* _Exercise brief_: Copy out each line of the data holding "playback".

** BEGIN Supplied data **

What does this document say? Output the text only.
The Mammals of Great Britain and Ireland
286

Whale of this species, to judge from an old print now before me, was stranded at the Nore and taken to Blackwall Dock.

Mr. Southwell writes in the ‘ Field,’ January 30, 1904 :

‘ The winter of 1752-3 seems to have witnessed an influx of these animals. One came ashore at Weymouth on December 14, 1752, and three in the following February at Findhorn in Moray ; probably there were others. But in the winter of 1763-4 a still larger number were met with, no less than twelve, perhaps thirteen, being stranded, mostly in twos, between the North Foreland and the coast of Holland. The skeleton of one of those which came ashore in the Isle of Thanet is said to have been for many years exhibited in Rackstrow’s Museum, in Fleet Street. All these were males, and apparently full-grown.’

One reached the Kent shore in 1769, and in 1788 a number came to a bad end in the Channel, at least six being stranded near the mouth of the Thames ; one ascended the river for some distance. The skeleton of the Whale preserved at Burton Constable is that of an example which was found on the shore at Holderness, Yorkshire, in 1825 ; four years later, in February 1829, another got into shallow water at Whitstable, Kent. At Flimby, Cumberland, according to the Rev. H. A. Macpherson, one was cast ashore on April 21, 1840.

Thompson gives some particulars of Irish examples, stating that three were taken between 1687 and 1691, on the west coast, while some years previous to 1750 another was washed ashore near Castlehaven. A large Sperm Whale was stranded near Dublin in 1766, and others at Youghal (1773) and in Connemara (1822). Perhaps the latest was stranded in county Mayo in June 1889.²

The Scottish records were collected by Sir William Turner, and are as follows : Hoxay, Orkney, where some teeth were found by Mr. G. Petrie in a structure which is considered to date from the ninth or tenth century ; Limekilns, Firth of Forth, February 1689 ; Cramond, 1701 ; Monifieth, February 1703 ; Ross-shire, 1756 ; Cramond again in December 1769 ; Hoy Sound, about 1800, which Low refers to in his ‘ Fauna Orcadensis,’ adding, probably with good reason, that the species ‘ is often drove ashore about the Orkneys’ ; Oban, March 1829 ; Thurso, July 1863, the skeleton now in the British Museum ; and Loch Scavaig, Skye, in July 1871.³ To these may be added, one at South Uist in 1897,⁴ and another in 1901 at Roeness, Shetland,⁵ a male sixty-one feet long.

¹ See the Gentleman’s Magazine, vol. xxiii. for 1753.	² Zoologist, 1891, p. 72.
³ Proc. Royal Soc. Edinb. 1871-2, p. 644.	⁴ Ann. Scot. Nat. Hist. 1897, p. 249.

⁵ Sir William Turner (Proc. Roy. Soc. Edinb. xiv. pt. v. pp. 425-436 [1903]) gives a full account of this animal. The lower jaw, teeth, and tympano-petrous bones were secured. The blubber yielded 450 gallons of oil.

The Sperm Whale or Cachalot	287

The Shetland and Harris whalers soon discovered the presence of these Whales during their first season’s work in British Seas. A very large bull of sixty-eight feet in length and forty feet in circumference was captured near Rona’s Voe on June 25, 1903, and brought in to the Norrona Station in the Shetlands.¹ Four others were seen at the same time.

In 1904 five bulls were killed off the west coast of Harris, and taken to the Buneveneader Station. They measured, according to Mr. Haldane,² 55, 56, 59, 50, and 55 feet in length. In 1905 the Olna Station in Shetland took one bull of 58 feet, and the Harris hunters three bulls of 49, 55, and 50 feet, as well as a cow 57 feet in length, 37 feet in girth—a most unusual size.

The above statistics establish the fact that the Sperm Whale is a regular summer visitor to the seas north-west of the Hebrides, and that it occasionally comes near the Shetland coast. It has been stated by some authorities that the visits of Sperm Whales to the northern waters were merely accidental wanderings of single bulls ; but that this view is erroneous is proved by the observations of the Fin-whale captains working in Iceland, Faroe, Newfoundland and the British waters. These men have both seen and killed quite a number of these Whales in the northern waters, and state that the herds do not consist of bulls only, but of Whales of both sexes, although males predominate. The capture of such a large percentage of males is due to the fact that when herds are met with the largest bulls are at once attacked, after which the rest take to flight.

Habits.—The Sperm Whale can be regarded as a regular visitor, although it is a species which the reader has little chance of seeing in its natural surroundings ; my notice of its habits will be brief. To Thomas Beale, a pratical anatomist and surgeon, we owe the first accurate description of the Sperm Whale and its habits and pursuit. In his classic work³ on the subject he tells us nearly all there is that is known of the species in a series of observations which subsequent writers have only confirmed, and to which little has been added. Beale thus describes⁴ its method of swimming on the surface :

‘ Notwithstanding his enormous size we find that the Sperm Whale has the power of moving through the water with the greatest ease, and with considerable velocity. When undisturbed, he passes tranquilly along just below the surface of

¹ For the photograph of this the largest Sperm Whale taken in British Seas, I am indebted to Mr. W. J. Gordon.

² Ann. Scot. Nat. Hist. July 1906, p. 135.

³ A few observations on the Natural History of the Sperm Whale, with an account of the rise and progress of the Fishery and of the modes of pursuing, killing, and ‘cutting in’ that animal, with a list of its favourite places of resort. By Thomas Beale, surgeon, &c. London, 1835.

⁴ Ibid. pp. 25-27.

** END Supplied data **
** BEGIN Supplied data **

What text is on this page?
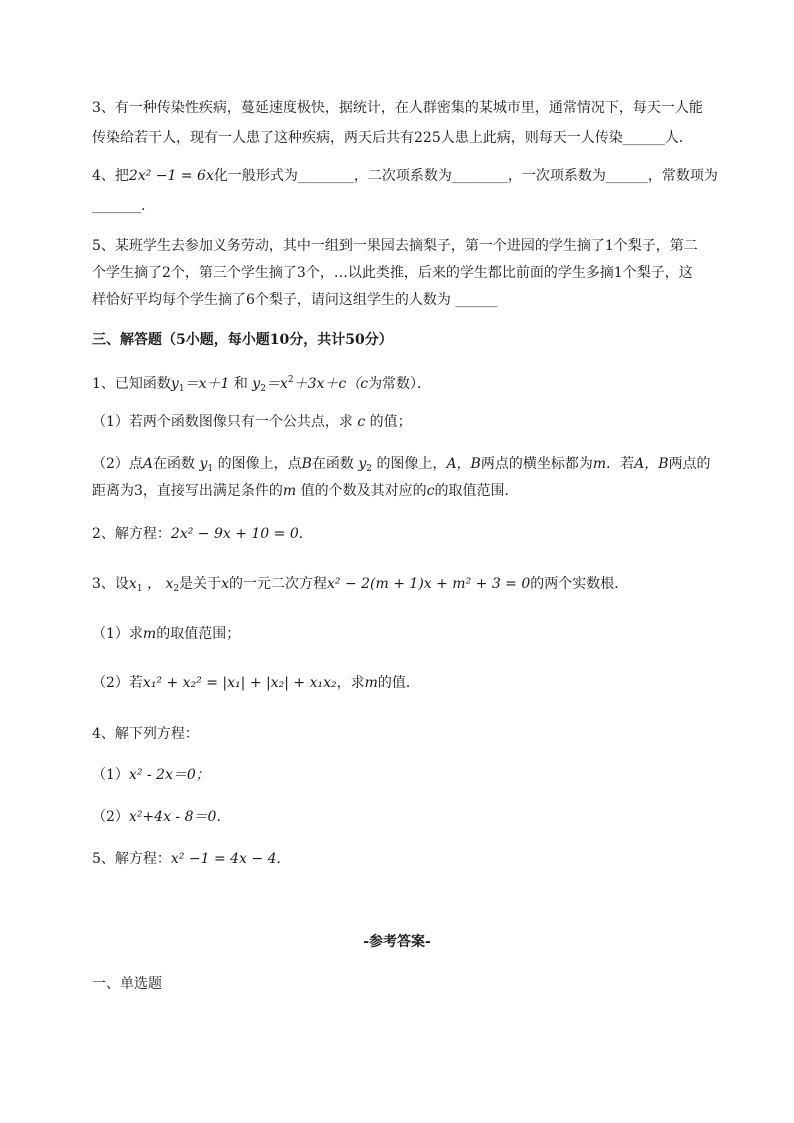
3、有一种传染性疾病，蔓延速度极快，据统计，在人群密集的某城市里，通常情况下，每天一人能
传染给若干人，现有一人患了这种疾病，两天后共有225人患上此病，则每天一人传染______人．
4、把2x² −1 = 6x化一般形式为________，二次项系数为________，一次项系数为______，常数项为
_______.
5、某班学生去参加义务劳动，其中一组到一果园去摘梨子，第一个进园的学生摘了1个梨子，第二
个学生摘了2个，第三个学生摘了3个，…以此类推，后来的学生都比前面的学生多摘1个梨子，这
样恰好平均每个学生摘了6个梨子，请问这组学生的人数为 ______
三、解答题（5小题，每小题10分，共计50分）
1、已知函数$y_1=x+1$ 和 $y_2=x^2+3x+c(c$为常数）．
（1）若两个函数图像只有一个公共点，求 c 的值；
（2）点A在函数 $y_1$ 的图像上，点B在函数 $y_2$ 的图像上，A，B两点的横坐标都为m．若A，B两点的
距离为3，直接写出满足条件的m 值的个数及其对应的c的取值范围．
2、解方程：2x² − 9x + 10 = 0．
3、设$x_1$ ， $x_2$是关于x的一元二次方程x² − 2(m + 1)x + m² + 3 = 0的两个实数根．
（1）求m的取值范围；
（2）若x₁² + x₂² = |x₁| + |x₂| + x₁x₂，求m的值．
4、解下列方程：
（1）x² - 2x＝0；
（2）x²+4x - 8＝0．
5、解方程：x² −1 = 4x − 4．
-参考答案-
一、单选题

** END Supplied data **
** BEGIN Supplied data **

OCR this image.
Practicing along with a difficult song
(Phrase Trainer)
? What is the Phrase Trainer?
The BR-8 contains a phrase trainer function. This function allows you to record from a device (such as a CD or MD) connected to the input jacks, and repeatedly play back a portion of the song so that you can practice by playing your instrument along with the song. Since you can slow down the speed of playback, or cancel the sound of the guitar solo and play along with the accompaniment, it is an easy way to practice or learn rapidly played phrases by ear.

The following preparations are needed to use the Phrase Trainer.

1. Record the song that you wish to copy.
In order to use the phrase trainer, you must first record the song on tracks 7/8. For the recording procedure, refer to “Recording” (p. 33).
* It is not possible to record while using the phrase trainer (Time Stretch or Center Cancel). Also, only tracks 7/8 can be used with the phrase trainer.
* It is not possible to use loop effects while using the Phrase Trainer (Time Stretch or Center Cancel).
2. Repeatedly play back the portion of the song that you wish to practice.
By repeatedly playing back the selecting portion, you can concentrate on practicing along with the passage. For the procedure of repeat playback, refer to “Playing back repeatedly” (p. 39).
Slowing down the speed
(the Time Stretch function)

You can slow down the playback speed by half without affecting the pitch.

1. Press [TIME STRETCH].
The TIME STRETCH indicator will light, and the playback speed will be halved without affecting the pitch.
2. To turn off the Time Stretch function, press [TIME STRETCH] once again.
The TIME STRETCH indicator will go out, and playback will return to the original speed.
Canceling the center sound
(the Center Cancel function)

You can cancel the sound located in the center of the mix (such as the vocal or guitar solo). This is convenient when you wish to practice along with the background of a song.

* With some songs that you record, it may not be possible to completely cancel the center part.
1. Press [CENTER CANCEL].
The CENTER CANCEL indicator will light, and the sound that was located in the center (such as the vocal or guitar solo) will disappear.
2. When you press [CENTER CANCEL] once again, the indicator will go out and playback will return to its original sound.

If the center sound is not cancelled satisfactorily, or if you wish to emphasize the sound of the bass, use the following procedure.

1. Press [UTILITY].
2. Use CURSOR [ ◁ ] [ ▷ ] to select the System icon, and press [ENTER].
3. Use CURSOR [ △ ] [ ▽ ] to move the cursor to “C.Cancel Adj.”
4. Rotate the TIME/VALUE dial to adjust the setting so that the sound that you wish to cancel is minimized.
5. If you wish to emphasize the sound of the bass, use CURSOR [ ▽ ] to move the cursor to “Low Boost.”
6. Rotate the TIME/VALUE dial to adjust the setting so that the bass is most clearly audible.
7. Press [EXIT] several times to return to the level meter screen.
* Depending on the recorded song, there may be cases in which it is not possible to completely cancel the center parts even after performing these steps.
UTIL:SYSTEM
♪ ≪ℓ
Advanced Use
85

** END Supplied data **

* _Expected answer_:
The BR-8 contains a phrase trainer function. This function allows you to record from a device (such as a CD or MD) connected to the input jacks, and repeatedly play back a portion of the song so that you can practice by playing your instrument along with the song. Since you can slow down the speed of playback, or cancel the sound of the guitar solo and play along with the accompaniment, it is an easy way to practice or learn rapidly played phrases by ear.
By repeatedly playing back the selecting portion, you can concentrate on practicing along with the passage. For the procedure of repeat playback, refer to “Playing back repeatedly” (p. 39).
You can slow down the playback speed by half without affecting the pitch.
The TIME STRETCH indicator will light, and the playback speed will be halved without affecting the pitch.
The TIME STRETCH indicator will go out, and playback will return to the original speed.
2. When you press [CENTER CANCEL] once again, the indicator will go out and playback will return to its original sound.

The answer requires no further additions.